* START *
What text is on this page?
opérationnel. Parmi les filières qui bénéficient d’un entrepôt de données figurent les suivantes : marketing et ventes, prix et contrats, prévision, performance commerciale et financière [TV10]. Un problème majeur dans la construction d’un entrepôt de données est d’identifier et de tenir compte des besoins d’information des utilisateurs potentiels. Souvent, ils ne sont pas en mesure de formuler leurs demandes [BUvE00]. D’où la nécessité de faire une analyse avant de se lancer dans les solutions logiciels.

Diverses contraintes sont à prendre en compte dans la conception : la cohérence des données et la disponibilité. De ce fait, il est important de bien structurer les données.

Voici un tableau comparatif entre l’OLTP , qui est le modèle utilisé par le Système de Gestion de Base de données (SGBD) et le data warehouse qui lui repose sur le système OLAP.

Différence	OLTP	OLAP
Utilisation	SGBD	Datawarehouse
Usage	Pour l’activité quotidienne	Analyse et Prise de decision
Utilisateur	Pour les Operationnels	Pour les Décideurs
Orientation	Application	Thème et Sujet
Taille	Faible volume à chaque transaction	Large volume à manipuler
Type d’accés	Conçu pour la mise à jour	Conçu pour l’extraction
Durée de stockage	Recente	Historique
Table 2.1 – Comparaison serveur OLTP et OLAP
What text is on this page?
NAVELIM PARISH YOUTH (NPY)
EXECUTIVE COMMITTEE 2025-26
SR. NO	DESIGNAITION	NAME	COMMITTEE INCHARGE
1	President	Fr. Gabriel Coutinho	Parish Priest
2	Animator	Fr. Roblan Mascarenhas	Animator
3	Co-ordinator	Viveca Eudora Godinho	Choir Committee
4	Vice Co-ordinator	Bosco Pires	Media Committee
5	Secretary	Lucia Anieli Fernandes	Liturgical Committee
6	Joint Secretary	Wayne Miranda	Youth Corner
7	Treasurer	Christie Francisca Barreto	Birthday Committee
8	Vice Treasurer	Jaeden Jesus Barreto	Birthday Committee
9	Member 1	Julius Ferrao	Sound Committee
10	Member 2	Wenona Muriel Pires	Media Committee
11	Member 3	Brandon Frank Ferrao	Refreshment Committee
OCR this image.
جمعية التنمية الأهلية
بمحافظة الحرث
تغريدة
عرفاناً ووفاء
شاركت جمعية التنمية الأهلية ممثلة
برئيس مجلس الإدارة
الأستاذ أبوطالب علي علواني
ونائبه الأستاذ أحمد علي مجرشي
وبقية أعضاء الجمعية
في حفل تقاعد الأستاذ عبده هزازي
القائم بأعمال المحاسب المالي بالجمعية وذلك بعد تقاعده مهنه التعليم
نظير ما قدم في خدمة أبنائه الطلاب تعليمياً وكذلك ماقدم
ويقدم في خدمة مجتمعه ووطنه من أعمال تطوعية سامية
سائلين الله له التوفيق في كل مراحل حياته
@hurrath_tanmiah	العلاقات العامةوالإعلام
* END *
(WORK INSTRUCTIONS):
Considering only the records above, state the number of lines that include the word "Pires", with nothing added.

(RESPONSE FOR THIS EXERCISE):
2